[Start of SUPPLIED INFORMATION]

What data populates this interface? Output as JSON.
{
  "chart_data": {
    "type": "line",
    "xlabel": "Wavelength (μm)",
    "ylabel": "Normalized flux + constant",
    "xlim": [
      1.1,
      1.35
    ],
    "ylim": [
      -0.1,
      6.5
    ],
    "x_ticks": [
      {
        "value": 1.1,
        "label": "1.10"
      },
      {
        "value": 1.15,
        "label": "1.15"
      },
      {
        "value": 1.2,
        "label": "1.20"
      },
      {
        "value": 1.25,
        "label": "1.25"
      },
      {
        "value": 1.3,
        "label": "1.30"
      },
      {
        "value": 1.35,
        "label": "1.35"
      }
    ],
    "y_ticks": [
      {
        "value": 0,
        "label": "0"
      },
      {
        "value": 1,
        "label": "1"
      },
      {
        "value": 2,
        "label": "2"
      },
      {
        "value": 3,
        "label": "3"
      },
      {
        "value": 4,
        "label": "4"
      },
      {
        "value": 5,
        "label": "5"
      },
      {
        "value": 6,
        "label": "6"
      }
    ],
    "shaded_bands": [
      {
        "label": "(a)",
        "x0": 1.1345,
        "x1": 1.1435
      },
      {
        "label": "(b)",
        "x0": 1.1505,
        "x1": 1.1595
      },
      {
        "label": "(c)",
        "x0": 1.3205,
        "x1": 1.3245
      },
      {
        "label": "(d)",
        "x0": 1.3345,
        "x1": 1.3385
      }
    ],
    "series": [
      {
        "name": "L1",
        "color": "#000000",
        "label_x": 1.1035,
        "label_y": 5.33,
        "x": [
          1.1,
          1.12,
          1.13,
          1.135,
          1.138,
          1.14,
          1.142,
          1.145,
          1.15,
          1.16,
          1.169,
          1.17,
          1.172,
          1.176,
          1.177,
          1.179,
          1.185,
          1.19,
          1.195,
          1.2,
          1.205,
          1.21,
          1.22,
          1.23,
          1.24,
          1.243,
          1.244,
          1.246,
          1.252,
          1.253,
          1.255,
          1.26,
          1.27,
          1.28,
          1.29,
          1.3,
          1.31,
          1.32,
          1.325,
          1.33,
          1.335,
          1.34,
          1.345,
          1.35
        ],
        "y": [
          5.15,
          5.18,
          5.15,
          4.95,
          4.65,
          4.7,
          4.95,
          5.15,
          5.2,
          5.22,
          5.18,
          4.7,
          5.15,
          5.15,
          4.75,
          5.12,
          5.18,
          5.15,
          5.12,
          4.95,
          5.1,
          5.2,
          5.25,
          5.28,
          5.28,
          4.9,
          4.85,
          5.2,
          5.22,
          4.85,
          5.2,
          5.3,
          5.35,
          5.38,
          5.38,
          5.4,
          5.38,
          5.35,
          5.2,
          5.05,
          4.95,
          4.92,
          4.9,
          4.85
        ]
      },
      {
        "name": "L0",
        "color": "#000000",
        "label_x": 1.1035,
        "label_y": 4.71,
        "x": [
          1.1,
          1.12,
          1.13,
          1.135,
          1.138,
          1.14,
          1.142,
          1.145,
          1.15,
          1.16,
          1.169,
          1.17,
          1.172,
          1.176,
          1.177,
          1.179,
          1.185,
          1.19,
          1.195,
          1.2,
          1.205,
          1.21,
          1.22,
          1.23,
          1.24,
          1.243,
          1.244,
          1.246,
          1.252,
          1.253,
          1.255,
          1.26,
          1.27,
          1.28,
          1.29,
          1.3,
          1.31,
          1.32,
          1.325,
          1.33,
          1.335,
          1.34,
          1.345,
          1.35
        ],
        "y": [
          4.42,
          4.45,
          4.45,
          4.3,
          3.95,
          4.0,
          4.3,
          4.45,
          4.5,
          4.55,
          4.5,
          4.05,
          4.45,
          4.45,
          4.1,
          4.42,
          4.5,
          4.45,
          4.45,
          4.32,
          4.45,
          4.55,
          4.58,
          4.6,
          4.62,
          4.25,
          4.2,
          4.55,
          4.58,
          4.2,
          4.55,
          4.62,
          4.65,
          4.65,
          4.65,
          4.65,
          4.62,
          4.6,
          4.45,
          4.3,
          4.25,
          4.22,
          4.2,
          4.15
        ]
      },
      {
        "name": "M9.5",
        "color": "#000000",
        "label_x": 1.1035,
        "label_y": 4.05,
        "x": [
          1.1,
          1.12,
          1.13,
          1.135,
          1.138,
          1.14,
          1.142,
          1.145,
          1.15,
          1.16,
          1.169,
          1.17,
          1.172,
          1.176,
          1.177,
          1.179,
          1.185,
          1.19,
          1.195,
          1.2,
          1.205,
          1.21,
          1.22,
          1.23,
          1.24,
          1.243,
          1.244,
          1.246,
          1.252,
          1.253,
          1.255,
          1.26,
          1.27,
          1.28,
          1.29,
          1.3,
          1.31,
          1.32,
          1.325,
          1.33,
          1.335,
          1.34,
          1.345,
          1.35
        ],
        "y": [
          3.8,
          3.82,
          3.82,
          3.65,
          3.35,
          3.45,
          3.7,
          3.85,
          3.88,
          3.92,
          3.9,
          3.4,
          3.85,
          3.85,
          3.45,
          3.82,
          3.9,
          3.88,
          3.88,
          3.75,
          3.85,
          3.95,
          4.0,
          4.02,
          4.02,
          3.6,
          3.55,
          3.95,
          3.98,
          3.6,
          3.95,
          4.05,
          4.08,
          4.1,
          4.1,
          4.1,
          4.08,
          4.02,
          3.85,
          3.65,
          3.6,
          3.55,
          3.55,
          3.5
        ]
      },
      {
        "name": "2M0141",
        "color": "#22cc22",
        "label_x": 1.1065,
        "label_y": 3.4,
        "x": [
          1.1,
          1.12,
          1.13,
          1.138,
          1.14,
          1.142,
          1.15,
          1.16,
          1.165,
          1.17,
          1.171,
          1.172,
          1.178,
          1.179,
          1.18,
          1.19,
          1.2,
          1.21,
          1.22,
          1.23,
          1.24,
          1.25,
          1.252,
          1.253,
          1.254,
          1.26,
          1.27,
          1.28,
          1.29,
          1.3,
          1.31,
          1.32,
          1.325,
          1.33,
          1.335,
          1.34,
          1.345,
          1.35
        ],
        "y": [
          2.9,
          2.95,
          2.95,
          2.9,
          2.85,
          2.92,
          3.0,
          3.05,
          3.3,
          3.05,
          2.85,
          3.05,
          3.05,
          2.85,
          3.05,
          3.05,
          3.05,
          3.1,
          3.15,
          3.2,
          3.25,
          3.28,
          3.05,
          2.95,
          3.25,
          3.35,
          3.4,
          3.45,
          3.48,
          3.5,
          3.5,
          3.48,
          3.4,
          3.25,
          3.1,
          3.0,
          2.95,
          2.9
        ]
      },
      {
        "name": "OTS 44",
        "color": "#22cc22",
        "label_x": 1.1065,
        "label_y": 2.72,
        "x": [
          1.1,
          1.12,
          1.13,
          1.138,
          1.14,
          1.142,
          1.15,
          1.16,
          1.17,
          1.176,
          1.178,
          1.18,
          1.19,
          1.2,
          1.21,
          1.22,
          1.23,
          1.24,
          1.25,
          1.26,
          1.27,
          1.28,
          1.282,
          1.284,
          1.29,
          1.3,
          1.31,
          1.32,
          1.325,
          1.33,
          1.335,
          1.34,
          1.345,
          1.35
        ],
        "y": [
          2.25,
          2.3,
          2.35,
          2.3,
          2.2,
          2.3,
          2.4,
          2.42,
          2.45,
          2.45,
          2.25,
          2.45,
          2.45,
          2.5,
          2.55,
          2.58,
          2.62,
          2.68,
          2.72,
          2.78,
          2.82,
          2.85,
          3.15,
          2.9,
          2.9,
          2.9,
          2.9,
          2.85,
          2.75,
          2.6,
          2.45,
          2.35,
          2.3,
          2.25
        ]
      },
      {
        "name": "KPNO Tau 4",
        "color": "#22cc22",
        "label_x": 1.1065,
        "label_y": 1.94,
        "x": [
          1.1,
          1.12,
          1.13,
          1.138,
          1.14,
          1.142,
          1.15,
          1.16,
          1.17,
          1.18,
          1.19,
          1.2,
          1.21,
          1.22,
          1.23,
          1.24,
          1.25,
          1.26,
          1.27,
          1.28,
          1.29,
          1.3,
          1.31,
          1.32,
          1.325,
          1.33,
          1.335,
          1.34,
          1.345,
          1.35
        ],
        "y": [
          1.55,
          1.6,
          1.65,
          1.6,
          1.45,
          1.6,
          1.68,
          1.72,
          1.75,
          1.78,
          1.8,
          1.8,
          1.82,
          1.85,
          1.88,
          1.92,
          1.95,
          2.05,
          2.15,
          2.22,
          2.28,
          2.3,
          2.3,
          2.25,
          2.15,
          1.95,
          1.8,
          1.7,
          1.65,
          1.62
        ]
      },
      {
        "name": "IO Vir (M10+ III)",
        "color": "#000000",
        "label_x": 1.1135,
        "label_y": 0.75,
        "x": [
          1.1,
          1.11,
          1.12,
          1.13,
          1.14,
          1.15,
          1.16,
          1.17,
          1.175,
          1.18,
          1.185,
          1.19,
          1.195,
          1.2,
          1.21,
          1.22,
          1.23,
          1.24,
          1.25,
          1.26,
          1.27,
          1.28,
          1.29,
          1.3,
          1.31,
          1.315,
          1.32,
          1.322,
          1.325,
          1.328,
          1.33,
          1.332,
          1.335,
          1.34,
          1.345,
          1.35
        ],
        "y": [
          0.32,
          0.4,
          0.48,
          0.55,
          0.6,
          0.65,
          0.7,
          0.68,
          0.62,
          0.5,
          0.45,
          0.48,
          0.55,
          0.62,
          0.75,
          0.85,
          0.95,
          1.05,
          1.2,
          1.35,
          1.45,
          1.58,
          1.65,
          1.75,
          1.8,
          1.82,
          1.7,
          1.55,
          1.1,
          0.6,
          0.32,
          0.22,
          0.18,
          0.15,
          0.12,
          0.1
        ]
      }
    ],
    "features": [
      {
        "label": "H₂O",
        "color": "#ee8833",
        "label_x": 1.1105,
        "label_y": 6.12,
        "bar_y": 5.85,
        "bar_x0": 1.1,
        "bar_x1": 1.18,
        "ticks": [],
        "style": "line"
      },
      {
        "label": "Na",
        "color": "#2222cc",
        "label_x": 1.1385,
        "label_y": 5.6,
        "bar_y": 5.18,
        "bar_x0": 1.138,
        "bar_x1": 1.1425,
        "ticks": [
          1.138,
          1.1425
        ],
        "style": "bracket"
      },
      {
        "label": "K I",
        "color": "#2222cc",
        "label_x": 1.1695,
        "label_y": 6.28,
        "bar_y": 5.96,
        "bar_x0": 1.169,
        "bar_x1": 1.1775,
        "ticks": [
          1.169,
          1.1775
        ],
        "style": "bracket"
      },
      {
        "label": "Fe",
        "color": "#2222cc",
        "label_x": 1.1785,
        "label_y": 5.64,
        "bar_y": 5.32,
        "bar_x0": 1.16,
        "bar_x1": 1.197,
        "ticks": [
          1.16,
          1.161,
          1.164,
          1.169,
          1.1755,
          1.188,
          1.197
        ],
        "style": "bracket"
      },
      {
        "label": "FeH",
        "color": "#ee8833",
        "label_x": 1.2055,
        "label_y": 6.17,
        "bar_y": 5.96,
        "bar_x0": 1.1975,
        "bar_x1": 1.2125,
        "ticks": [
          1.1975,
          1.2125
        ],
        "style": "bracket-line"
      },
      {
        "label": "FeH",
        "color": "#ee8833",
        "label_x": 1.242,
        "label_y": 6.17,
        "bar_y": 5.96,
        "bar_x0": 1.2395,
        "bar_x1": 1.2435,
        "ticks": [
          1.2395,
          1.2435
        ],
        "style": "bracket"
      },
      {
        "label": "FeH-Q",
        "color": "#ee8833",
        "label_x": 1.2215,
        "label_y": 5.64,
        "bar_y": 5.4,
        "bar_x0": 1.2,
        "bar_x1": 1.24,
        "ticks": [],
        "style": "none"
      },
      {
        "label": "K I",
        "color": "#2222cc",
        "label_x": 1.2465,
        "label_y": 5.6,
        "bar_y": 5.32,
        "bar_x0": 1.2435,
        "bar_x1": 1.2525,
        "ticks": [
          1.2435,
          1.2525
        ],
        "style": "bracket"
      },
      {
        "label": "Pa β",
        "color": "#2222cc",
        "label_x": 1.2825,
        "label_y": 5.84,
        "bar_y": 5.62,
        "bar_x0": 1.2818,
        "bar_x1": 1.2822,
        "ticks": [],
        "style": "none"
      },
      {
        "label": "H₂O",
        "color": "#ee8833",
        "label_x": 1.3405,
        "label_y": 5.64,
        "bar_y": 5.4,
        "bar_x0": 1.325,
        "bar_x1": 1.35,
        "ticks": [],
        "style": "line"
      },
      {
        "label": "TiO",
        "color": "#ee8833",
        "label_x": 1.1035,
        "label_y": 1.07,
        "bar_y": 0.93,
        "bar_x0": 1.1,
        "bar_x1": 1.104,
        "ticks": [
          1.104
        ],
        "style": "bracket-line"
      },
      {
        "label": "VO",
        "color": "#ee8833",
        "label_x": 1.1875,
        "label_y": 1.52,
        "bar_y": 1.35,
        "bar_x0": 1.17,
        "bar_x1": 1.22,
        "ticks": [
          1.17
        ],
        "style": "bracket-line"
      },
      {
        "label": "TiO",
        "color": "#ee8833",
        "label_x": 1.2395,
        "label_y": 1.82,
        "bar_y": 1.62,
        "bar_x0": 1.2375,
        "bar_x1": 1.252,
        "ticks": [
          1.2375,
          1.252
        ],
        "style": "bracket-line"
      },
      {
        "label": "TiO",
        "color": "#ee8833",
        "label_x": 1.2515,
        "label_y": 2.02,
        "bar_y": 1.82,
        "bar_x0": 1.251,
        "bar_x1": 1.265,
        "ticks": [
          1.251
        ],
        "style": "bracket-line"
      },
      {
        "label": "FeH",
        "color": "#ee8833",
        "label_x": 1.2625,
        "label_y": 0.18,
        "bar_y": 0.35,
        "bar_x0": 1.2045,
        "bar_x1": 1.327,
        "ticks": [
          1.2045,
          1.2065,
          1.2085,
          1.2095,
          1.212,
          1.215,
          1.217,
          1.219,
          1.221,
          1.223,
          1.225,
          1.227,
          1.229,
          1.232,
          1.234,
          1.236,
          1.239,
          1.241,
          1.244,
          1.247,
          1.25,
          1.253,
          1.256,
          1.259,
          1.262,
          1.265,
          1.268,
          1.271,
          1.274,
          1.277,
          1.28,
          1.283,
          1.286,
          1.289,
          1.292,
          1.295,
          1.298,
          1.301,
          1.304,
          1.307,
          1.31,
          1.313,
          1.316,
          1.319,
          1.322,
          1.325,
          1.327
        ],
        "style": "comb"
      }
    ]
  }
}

[End of SUPPLIED INFORMATION]

◆ **EXERCISE PROMPT**:
Check every line of the entries above for the word "name" and report how many lines contain it, giving the number only.

◆ **RESULT OF THE EXERCISE**:
7